● SOURCE DATA
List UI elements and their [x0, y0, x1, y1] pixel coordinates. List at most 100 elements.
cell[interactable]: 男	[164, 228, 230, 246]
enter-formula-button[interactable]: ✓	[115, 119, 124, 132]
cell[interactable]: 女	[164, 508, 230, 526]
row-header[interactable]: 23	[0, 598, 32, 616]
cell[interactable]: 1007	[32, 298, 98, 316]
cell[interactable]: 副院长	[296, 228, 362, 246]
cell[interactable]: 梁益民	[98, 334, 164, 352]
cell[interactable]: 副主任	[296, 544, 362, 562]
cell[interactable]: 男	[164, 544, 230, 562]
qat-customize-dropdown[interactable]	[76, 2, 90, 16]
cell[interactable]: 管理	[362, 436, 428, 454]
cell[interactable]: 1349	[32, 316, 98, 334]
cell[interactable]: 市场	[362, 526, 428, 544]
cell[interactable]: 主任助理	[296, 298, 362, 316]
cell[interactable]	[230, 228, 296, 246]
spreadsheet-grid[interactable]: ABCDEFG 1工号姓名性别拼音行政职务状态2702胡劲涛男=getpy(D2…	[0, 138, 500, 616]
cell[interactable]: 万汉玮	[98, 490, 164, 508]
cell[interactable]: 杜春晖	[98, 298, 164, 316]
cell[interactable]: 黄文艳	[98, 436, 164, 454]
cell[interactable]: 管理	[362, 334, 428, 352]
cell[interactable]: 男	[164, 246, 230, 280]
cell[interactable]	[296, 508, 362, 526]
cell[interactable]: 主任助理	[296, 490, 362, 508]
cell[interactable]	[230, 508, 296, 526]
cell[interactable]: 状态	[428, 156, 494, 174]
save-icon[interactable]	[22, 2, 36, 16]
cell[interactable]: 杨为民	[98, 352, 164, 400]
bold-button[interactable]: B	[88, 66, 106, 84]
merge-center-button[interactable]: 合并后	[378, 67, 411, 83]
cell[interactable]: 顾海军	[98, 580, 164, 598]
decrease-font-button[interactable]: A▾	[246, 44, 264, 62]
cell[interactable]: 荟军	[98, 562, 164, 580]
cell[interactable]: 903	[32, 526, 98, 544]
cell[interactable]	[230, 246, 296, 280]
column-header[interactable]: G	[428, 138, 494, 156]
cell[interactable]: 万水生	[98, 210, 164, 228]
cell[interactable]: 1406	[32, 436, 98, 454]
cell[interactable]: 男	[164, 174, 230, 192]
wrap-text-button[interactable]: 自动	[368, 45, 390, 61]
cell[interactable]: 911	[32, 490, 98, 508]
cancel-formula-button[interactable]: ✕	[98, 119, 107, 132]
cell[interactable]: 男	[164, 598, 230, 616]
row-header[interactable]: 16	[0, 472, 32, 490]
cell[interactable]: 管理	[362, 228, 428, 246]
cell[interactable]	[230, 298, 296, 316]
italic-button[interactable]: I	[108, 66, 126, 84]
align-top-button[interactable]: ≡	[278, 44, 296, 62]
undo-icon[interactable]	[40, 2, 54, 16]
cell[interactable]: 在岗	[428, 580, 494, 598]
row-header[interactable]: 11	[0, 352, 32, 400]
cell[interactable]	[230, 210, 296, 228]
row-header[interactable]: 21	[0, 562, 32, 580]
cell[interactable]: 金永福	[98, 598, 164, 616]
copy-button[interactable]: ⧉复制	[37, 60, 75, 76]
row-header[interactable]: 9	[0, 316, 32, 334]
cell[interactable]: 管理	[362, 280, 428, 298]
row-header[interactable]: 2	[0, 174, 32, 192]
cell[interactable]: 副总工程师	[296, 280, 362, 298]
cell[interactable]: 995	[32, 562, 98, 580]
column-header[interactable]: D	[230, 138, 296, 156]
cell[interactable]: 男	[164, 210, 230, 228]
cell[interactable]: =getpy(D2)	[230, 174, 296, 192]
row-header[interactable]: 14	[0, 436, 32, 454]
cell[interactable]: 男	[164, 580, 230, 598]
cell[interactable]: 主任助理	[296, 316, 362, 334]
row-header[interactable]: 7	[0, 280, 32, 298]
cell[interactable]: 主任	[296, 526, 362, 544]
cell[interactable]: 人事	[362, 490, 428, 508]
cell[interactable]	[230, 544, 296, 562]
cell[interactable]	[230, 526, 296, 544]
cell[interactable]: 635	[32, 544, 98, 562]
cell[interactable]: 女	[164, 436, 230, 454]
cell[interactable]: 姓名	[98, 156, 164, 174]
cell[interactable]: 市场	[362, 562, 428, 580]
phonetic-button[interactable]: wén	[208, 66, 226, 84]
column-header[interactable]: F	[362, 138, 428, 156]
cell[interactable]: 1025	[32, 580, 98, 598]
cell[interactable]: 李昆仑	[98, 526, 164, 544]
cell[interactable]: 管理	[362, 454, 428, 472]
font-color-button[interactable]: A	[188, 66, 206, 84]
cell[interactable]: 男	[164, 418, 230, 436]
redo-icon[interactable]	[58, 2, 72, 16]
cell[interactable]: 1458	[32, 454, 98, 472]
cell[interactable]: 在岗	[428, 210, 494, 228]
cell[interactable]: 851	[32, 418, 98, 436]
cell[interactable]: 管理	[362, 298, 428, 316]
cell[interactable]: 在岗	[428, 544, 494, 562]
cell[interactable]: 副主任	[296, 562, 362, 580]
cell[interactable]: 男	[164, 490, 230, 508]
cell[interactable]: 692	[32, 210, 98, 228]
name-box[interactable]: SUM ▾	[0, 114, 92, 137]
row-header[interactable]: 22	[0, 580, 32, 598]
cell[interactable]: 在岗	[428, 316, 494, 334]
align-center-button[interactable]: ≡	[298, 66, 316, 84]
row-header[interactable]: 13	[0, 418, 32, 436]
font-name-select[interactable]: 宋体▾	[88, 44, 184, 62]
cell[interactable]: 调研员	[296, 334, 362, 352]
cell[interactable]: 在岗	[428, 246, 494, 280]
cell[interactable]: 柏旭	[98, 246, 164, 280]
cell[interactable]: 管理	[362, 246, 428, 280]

● EXERCISE DIRECTIONS
Reproduce every line of the material above verbatim, in its original order, changing nothing.

● WRITTEN RESPONSE
List UI elements and their [x0, y0, x1, y1] pixel coordinates. List at most 100 elements.
cell[interactable]: 男	[164, 228, 230, 246]
enter-formula-button[interactable]: ✓	[115, 119, 124, 132]
cell[interactable]: 女	[164, 508, 230, 526]
row-header[interactable]: 23	[0, 598, 32, 616]
cell[interactable]: 1007	[32, 298, 98, 316]
cell[interactable]: 副院长	[296, 228, 362, 246]
cell[interactable]: 梁益民	[98, 334, 164, 352]
cell[interactable]: 副主任	[296, 544, 362, 562]
cell[interactable]: 男	[164, 544, 230, 562]
qat-customize-dropdown[interactable]	[76, 2, 90, 16]
cell[interactable]: 管理	[362, 436, 428, 454]
cell[interactable]: 1349	[32, 316, 98, 334]
cell[interactable]: 市场	[362, 526, 428, 544]
cell[interactable]: 主任助理	[296, 298, 362, 316]
cell[interactable]	[230, 228, 296, 246]
spreadsheet-grid[interactable]: ABCDEFG 1工号姓名性别拼音行政职务状态2702胡劲涛男=getpy(D2…	[0, 138, 500, 616]
cell[interactable]: 万汉玮	[98, 490, 164, 508]
cell[interactable]: 杜春晖	[98, 298, 164, 316]
cell[interactable]: 黄文艳	[98, 436, 164, 454]
cell[interactable]: 管理	[362, 334, 428, 352]
cell[interactable]: 男	[164, 246, 230, 280]
cell[interactable]	[296, 508, 362, 526]
cell[interactable]: 主任助理	[296, 490, 362, 508]
cell[interactable]	[230, 508, 296, 526]
cell[interactable]: 状态	[428, 156, 494, 174]
save-icon[interactable]	[22, 2, 36, 16]
cell[interactable]: 杨为民	[98, 352, 164, 400]
bold-button[interactable]: B	[88, 66, 106, 84]
merge-center-button[interactable]: 合并后	[378, 67, 411, 83]
cell[interactable]: 顾海军	[98, 580, 164, 598]
decrease-font-button[interactable]: A▾	[246, 44, 264, 62]
cell[interactable]: 荟军	[98, 562, 164, 580]
cell[interactable]: 903	[32, 526, 98, 544]
cell[interactable]	[230, 246, 296, 280]
column-header[interactable]: G	[428, 138, 494, 156]
cell[interactable]: 万水生	[98, 210, 164, 228]
cell[interactable]: 1406	[32, 436, 98, 454]
cell[interactable]: 男	[164, 174, 230, 192]
wrap-text-button[interactable]: 自动	[368, 45, 390, 61]
cell[interactable]: 911	[32, 490, 98, 508]
cancel-formula-button[interactable]: ✕	[98, 119, 107, 132]
cell[interactable]: 男	[164, 598, 230, 616]
row-header[interactable]: 16	[0, 472, 32, 490]
cell[interactable]: 管理	[362, 228, 428, 246]
cell[interactable]	[230, 298, 296, 316]
italic-button[interactable]: I	[108, 66, 126, 84]
align-top-button[interactable]: ≡	[278, 44, 296, 62]
undo-icon[interactable]	[40, 2, 54, 16]
cell[interactable]: 在岗	[428, 580, 494, 598]
row-header[interactable]: 11	[0, 352, 32, 400]
cell[interactable]	[230, 210, 296, 228]
row-header[interactable]: 21	[0, 562, 32, 580]
cell[interactable]: 金永福	[98, 598, 164, 616]
copy-button[interactable]: ⧉复制	[37, 60, 75, 76]
row-header[interactable]: 9	[0, 316, 32, 334]
cell[interactable]: 管理	[362, 280, 428, 298]
row-header[interactable]: 2	[0, 174, 32, 192]
cell[interactable]: 副总工程师	[296, 280, 362, 298]
cell[interactable]: 995	[32, 562, 98, 580]
column-header[interactable]: D	[230, 138, 296, 156]
cell[interactable]: 男	[164, 210, 230, 228]
cell[interactable]: =getpy(D2)	[230, 174, 296, 192]
row-header[interactable]: 14	[0, 436, 32, 454]
cell[interactable]: 男	[164, 580, 230, 598]
cell[interactable]: 主任助理	[296, 316, 362, 334]
row-header[interactable]: 7	[0, 280, 32, 298]
cell[interactable]: 主任	[296, 526, 362, 544]
cell[interactable]: 人事	[362, 490, 428, 508]
cell[interactable]	[230, 544, 296, 562]
cell[interactable]	[230, 526, 296, 544]
cell[interactable]: 635	[32, 544, 98, 562]
cell[interactable]: 女	[164, 436, 230, 454]
cell[interactable]: 姓名	[98, 156, 164, 174]
cell[interactable]: 市场	[362, 562, 428, 580]
phonetic-button[interactable]: wén	[208, 66, 226, 84]
column-header[interactable]: F	[362, 138, 428, 156]
cell[interactable]: 1025	[32, 580, 98, 598]
cell[interactable]: 李昆仑	[98, 526, 164, 544]
cell[interactable]: 管理	[362, 454, 428, 472]
font-color-button[interactable]: A	[188, 66, 206, 84]
cell[interactable]: 男	[164, 418, 230, 436]
redo-icon[interactable]	[58, 2, 72, 16]
cell[interactable]: 1458	[32, 454, 98, 472]
cell[interactable]: 在岗	[428, 210, 494, 228]
cell[interactable]: 851	[32, 418, 98, 436]
cell[interactable]: 管理	[362, 298, 428, 316]
cell[interactable]: 在岗	[428, 544, 494, 562]
cell[interactable]: 副主任	[296, 562, 362, 580]
cell[interactable]: 男	[164, 490, 230, 508]
cell[interactable]: 692	[32, 210, 98, 228]
name-box[interactable]: SUM ▾	[0, 114, 92, 137]
row-header[interactable]: 22	[0, 580, 32, 598]
cell[interactable]: 在岗	[428, 316, 494, 334]
align-center-button[interactable]: ≡	[298, 66, 316, 84]
row-header[interactable]: 13	[0, 418, 32, 436]
font-name-select[interactable]: 宋体▾	[88, 44, 184, 62]
cell[interactable]: 调研员	[296, 334, 362, 352]
cell[interactable]: 在岗	[428, 246, 494, 280]
cell[interactable]: 柏旭	[98, 246, 164, 280]
cell[interactable]: 管理	[362, 246, 428, 280]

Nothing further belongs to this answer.